Extracted records
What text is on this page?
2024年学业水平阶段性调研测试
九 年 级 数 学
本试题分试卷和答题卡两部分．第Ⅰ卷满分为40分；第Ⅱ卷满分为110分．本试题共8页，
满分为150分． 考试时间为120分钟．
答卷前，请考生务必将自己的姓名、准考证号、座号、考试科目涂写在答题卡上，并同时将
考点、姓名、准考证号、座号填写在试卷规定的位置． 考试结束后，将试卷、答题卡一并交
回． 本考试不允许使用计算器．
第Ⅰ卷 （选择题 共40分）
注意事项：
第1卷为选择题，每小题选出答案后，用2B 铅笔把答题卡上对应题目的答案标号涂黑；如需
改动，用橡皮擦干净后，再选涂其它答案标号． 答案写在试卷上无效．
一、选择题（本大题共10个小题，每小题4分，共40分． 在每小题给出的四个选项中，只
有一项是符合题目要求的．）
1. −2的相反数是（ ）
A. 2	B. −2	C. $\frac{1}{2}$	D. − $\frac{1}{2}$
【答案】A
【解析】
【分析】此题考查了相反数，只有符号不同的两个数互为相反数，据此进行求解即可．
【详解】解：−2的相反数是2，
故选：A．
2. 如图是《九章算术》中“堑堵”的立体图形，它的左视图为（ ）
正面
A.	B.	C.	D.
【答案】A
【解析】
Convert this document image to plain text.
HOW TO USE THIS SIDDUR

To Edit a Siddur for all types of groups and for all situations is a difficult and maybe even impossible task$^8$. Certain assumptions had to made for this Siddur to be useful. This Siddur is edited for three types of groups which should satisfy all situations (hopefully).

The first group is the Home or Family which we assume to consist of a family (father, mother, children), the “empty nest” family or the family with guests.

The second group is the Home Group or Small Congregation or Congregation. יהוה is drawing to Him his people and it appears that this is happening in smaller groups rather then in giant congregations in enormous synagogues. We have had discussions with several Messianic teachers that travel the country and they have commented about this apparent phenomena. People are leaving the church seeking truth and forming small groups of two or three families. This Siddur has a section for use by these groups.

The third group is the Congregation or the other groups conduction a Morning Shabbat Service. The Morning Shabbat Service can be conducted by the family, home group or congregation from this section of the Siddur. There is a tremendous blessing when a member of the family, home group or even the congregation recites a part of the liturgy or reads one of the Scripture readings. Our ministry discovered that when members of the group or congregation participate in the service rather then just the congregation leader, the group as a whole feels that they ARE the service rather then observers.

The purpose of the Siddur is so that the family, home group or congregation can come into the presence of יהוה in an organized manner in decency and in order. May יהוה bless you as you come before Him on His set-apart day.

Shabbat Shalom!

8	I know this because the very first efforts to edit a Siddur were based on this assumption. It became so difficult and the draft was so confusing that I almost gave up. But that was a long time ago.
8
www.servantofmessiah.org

## Required task:
Extract every line above containing the word "difficult".

## Complete answer:
To Edit a Siddur for all types of groups and for all situations is a difficult and maybe even impossible task$^8$. Certain assumptions had to made for this Siddur to be useful. This Siddur is edited for three types of groups which should satisfy all situations (hopefully).
8	I know this because the very first efforts to edit a Siddur were based on this assumption. It became so difficult and the draft was so confusing that I almost gave up. But that was a long time ago.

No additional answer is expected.